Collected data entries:
• • •

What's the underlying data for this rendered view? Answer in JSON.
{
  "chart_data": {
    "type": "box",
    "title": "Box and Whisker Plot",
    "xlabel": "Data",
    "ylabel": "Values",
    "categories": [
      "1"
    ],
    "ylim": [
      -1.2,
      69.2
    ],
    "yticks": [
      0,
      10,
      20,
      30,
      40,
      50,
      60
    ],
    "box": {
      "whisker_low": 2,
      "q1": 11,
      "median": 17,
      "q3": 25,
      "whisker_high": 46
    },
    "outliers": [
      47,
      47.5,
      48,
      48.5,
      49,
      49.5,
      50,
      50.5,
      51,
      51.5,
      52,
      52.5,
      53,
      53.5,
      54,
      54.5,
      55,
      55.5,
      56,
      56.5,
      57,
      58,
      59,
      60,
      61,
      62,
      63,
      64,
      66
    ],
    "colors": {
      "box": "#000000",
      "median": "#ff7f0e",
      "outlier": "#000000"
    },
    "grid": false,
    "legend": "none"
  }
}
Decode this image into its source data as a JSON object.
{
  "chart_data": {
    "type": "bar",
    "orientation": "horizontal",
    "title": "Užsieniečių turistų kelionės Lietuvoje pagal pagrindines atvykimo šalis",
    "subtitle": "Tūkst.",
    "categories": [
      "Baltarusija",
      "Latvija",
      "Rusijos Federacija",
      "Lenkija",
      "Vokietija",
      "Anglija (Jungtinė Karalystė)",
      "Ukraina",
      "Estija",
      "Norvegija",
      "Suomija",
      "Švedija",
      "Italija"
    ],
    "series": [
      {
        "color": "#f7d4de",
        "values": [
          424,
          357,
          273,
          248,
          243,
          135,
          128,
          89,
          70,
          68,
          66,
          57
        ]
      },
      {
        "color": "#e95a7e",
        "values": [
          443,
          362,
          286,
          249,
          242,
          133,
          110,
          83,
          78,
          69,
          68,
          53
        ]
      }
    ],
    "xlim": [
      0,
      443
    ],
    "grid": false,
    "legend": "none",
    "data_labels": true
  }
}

• • •

Above are some records; repeat all of them exactly.

What's the underlying data for this rendered view? Answer in JSON.
{
  "chart_data": {
    "type": "box",
    "title": "Box and Whisker Plot",
    "xlabel": "Data",
    "ylabel": "Values",
    "categories": [
      "1"
    ],
    "ylim": [
      -1.2,
      69.2
    ],
    "yticks": [
      0,
      10,
      20,
      30,
      40,
      50,
      60
    ],
    "box": {
      "whisker_low": 2,
      "q1": 11,
      "median": 17,
      "q3": 25,
      "whisker_high": 46
    },
    "outliers": [
      47,
      47.5,
      48,
      48.5,
      49,
      49.5,
      50,
      50.5,
      51,
      51.5,
      52,
      52.5,
      53,
      53.5,
      54,
      54.5,
      55,
      55.5,
      56,
      56.5,
      57,
      58,
      59,
      60,
      61,
      62,
      63,
      64,
      66
    ],
    "colors": {
      "box": "#000000",
      "median": "#ff7f0e",
      "outlier": "#000000"
    },
    "grid": false,
    "legend": "none"
  }
}
Decode this image into its source data as a JSON object.
{
  "chart_data": {
    "type": "bar",
    "orientation": "horizontal",
    "title": "Užsieniečių turistų kelionės Lietuvoje pagal pagrindines atvykimo šalis",
    "subtitle": "Tūkst.",
    "categories": [
      "Baltarusija",
      "Latvija",
      "Rusijos Federacija",
      "Lenkija",
      "Vokietija",
      "Anglija (Jungtinė Karalystė)",
      "Ukraina",
      "Estija",
      "Norvegija",
      "Suomija",
      "Švedija",
      "Italija"
    ],
    "series": [
      {
        "color": "#f7d4de",
        "values": [
          424,
          357,
          273,
          248,
          243,
          135,
          128,
          89,
          70,
          68,
          66,
          57
        ]
      },
      {
        "color": "#e95a7e",
        "values": [
          443,
          362,
          286,
          249,
          242,
          133,
          110,
          83,
          78,
          69,
          68,
          53
        ]
      }
    ],
    "xlim": [
      0,
      443
    ],
    "grid": false,
    "legend": "none",
    "data_labels": true
  }
}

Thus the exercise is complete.